Reproduce the full listing that appears beneath this instruction exactly.

— BEGIN Extracted entries —

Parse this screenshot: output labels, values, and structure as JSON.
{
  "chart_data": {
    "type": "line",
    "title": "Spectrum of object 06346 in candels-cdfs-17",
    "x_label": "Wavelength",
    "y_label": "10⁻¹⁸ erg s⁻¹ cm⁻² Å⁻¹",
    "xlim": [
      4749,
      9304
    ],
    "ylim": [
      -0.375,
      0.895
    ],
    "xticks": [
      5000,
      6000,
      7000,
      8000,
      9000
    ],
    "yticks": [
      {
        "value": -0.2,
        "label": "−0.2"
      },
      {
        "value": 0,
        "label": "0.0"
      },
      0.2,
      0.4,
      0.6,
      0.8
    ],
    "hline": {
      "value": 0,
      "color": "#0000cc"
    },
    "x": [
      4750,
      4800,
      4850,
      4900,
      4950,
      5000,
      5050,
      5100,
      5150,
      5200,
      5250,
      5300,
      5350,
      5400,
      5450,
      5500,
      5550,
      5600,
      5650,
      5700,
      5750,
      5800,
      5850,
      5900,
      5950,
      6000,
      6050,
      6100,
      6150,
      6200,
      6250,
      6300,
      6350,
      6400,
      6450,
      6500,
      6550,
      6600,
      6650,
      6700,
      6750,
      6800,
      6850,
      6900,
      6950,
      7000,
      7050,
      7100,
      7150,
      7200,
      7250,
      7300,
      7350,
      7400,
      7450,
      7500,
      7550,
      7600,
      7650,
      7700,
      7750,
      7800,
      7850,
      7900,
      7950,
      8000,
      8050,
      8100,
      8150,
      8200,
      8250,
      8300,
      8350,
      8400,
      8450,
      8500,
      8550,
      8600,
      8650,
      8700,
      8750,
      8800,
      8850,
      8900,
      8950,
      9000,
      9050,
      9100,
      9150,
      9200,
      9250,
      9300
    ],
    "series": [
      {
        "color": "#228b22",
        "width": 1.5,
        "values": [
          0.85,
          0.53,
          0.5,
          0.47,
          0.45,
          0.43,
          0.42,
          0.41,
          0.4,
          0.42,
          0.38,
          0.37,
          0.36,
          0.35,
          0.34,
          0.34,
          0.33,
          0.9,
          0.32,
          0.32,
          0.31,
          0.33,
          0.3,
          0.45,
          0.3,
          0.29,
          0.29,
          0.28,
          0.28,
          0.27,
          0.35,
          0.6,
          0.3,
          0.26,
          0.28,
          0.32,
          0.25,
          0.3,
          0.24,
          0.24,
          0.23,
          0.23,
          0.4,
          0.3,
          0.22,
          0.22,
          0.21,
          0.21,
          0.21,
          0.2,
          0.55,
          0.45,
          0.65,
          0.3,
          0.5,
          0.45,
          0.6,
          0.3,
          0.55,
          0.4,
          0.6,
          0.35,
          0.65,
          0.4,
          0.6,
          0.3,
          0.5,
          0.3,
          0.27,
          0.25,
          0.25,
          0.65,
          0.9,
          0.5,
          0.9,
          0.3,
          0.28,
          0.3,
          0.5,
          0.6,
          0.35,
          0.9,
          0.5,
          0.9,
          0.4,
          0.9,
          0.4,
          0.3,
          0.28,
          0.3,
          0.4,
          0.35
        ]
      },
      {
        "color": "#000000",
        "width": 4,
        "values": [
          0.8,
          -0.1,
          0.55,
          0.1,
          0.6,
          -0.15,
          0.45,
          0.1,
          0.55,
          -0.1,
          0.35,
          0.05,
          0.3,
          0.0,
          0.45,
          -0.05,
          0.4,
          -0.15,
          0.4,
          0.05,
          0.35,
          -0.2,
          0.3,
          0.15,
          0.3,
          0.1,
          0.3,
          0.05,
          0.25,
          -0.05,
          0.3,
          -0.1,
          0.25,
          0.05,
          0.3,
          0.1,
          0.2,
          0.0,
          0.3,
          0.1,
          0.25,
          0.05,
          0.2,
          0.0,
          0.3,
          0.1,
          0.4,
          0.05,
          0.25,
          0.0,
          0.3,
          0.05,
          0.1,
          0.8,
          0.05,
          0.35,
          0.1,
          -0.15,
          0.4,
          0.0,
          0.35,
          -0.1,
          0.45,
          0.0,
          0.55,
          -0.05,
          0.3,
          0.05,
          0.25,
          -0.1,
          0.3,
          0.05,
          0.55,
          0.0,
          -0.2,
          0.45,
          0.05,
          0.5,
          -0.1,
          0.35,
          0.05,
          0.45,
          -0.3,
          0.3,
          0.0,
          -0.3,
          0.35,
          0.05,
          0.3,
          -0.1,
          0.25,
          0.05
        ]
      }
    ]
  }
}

— END Extracted entries —

> **Exercise answer**
Parse this screenshot: output labels, values, and structure as JSON.
{
  "chart_data": {
    "type": "line",
    "title": "Spectrum of object 06346 in candels-cdfs-17",
    "x_label": "Wavelength",
    "y_label": "10⁻¹⁸ erg s⁻¹ cm⁻² Å⁻¹",
    "xlim": [
      4749,
      9304
    ],
    "ylim": [
      -0.375,
      0.895
    ],
    "xticks": [
      5000,
      6000,
      7000,
      8000,
      9000
    ],
    "yticks": [
      {
        "value": -0.2,
        "label": "−0.2"
      },
      {
        "value": 0,
        "label": "0.0"
      },
      0.2,
      0.4,
      0.6,
      0.8
    ],
    "hline": {
      "value": 0,
      "color": "#0000cc"
    },
    "x": [
      4750,
      4800,
      4850,
      4900,
      4950,
      5000,
      5050,
      5100,
      5150,
      5200,
      5250,
      5300,
      5350,
      5400,
      5450,
      5500,
      5550,
      5600,
      5650,
      5700,
      5750,
      5800,
      5850,
      5900,
      5950,
      6000,
      6050,
      6100,
      6150,
      6200,
      6250,
      6300,
      6350,
      6400,
      6450,
      6500,
      6550,
      6600,
      6650,
      6700,
      6750,
      6800,
      6850,
      6900,
      6950,
      7000,
      7050,
      7100,
      7150,
      7200,
      7250,
      7300,
      7350,
      7400,
      7450,
      7500,
      7550,
      7600,
      7650,
      7700,
      7750,
      7800,
      7850,
      7900,
      7950,
      8000,
      8050,
      8100,
      8150,
      8200,
      8250,
      8300,
      8350,
      8400,
      8450,
      8500,
      8550,
      8600,
      8650,
      8700,
      8750,
      8800,
      8850,
      8900,
      8950,
      9000,
      9050,
      9100,
      9150,
      9200,
      9250,
      9300
    ],
    "series": [
      {
        "color": "#228b22",
        "width": 1.5,
        "values": [
          0.85,
          0.53,
          0.5,
          0.47,
          0.45,
          0.43,
          0.42,
          0.41,
          0.4,
          0.42,
          0.38,
          0.37,
          0.36,
          0.35,
          0.34,
          0.34,
          0.33,
          0.9,
          0.32,
          0.32,
          0.31,
          0.33,
          0.3,
          0.45,
          0.3,
          0.29,
          0.29,
          0.28,
          0.28,
          0.27,
          0.35,
          0.6,
          0.3,
          0.26,
          0.28,
          0.32,
          0.25,
          0.3,
          0.24,
          0.24,
          0.23,
          0.23,
          0.4,
          0.3,
          0.22,
          0.22,
          0.21,
          0.21,
          0.21,
          0.2,
          0.55,
          0.45,
          0.65,
          0.3,
          0.5,
          0.45,
          0.6,
          0.3,
          0.55,
          0.4,
          0.6,
          0.35,
          0.65,
          0.4,
          0.6,
          0.3,
          0.5,
          0.3,
          0.27,
          0.25,
          0.25,
          0.65,
          0.9,
          0.5,
          0.9,
          0.3,
          0.28,
          0.3,
          0.5,
          0.6,
          0.35,
          0.9,
          0.5,
          0.9,
          0.4,
          0.9,
          0.4,
          0.3,
          0.28,
          0.3,
          0.4,
          0.35
        ]
      },
      {
        "color": "#000000",
        "width": 4,
        "values": [
          0.8,
          -0.1,
          0.55,
          0.1,
          0.6,
          -0.15,
          0.45,
          0.1,
          0.55,
          -0.1,
          0.35,
          0.05,
          0.3,
          0.0,
          0.45,
          -0.05,
          0.4,
          -0.15,
          0.4,
          0.05,
          0.35,
          -0.2,
          0.3,
          0.15,
          0.3,
          0.1,
          0.3,
          0.05,
          0.25,
          -0.05,
          0.3,
          -0.1,
          0.25,
          0.05,
          0.3,
          0.1,
          0.2,
          0.0,
          0.3,
          0.1,
          0.25,
          0.05,
          0.2,
          0.0,
          0.3,
          0.1,
          0.4,
          0.05,
          0.25,
          0.0,
          0.3,
          0.05,
          0.1,
          0.8,
          0.05,
          0.35,
          0.1,
          -0.15,
          0.4,
          0.0,
          0.35,
          -0.1,
          0.45,
          0.0,
          0.55,
          -0.05,
          0.3,
          0.05,
          0.25,
          -0.1,
          0.3,
          0.05,
          0.55,
          0.0,
          -0.2,
          0.45,
          0.05,
          0.5,
          -0.1,
          0.35,
          0.05,
          0.45,
          -0.3,
          0.3,
          0.0,
          -0.3,
          0.35,
          0.05,
          0.3,
          -0.1,
          0.25,
          0.05
        ]
      }
    ]
  }
}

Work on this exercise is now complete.